- Data for this task:
◆ ◆ ◆ ◆ ◆ ◆ ◆

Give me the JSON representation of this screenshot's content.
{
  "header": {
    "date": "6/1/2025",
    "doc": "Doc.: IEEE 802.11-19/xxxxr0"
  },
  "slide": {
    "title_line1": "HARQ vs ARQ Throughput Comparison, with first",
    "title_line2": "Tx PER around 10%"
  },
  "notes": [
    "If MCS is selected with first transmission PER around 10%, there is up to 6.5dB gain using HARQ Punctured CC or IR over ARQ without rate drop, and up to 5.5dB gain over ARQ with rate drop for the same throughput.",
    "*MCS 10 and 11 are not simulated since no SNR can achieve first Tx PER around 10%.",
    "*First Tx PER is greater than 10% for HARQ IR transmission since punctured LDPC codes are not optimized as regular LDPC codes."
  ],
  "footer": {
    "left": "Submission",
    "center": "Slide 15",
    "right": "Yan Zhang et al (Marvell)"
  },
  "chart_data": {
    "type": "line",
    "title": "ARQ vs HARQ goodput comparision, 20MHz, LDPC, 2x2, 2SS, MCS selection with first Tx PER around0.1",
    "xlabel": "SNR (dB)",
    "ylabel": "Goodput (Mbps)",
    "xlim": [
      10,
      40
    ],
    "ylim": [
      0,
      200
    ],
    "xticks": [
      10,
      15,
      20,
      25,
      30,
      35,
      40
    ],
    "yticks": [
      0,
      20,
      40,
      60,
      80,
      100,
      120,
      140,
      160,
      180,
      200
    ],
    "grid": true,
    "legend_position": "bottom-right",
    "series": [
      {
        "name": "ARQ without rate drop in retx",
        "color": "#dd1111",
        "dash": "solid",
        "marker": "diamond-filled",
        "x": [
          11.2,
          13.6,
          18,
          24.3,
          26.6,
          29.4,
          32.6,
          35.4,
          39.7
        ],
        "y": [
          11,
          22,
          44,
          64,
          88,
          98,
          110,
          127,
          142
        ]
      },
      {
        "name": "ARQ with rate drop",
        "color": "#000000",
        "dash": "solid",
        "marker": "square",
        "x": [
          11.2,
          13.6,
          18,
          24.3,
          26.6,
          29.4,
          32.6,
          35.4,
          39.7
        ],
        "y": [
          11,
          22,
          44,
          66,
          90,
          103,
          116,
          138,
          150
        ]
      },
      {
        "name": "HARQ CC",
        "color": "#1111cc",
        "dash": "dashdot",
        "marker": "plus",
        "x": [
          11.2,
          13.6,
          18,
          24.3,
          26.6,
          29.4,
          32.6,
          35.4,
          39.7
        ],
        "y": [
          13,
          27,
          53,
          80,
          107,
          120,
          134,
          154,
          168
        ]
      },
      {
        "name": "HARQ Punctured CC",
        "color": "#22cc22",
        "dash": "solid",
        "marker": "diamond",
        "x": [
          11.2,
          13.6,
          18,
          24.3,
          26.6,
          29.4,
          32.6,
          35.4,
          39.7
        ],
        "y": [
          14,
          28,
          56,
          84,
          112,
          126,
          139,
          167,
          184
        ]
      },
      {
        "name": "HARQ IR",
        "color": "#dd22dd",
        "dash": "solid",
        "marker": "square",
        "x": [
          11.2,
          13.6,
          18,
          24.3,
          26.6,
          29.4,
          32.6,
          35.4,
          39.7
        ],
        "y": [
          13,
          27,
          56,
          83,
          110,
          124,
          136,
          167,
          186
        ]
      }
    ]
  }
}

◆ ◆ ◆ ◆ ◆ ◆ ◆

Using the data above, print every record exactly as shown.

- The result:
Give me the JSON representation of this screenshot's content.
{
  "header": {
    "date": "6/1/2025",
    "doc": "Doc.: IEEE 802.11-19/xxxxr0"
  },
  "slide": {
    "title_line1": "HARQ vs ARQ Throughput Comparison, with first",
    "title_line2": "Tx PER around 10%"
  },
  "notes": [
    "If MCS is selected with first transmission PER around 10%, there is up to 6.5dB gain using HARQ Punctured CC or IR over ARQ without rate drop, and up to 5.5dB gain over ARQ with rate drop for the same throughput.",
    "*MCS 10 and 11 are not simulated since no SNR can achieve first Tx PER around 10%.",
    "*First Tx PER is greater than 10% for HARQ IR transmission since punctured LDPC codes are not optimized as regular LDPC codes."
  ],
  "footer": {
    "left": "Submission",
    "center": "Slide 15",
    "right": "Yan Zhang et al (Marvell)"
  },
  "chart_data": {
    "type": "line",
    "title": "ARQ vs HARQ goodput comparision, 20MHz, LDPC, 2x2, 2SS, MCS selection with first Tx PER around0.1",
    "xlabel": "SNR (dB)",
    "ylabel": "Goodput (Mbps)",
    "xlim": [
      10,
      40
    ],
    "ylim": [
      0,
      200
    ],
    "xticks": [
      10,
      15,
      20,
      25,
      30,
      35,
      40
    ],
    "yticks": [
      0,
      20,
      40,
      60,
      80,
      100,
      120,
      140,
      160,
      180,
      200
    ],
    "grid": true,
    "legend_position": "bottom-right",
    "series": [
      {
        "name": "ARQ without rate drop in retx",
        "color": "#dd1111",
        "dash": "solid",
        "marker": "diamond-filled",
        "x": [
          11.2,
          13.6,
          18,
          24.3,
          26.6,
          29.4,
          32.6,
          35.4,
          39.7
        ],
        "y": [
          11,
          22,
          44,
          64,
          88,
          98,
          110,
          127,
          142
        ]
      },
      {
        "name": "ARQ with rate drop",
        "color": "#000000",
        "dash": "solid",
        "marker": "square",
        "x": [
          11.2,
          13.6,
          18,
          24.3,
          26.6,
          29.4,
          32.6,
          35.4,
          39.7
        ],
        "y": [
          11,
          22,
          44,
          66,
          90,
          103,
          116,
          138,
          150
        ]
      },
      {
        "name": "HARQ CC",
        "color": "#1111cc",
        "dash": "dashdot",
        "marker": "plus",
        "x": [
          11.2,
          13.6,
          18,
          24.3,
          26.6,
          29.4,
          32.6,
          35.4,
          39.7
        ],
        "y": [
          13,
          27,
          53,
          80,
          107,
          120,
          134,
          154,
          168
        ]
      },
      {
        "name": "HARQ Punctured CC",
        "color": "#22cc22",
        "dash": "solid",
        "marker": "diamond",
        "x": [
          11.2,
          13.6,
          18,
          24.3,
          26.6,
          29.4,
          32.6,
          35.4,
          39.7
        ],
        "y": [
          14,
          28,
          56,
          84,
          112,
          126,
          139,
          167,
          184
        ]
      },
      {
        "name": "HARQ IR",
        "color": "#dd22dd",
        "dash": "solid",
        "marker": "square",
        "x": [
          11.2,
          13.6,
          18,
          24.3,
          26.6,
          29.4,
          32.6,
          35.4,
          39.7
        ],
        "y": [
          13,
          27,
          56,
          83,
          110,
          124,
          136,
          167,
          186
        ]
      }
    ]
  }
}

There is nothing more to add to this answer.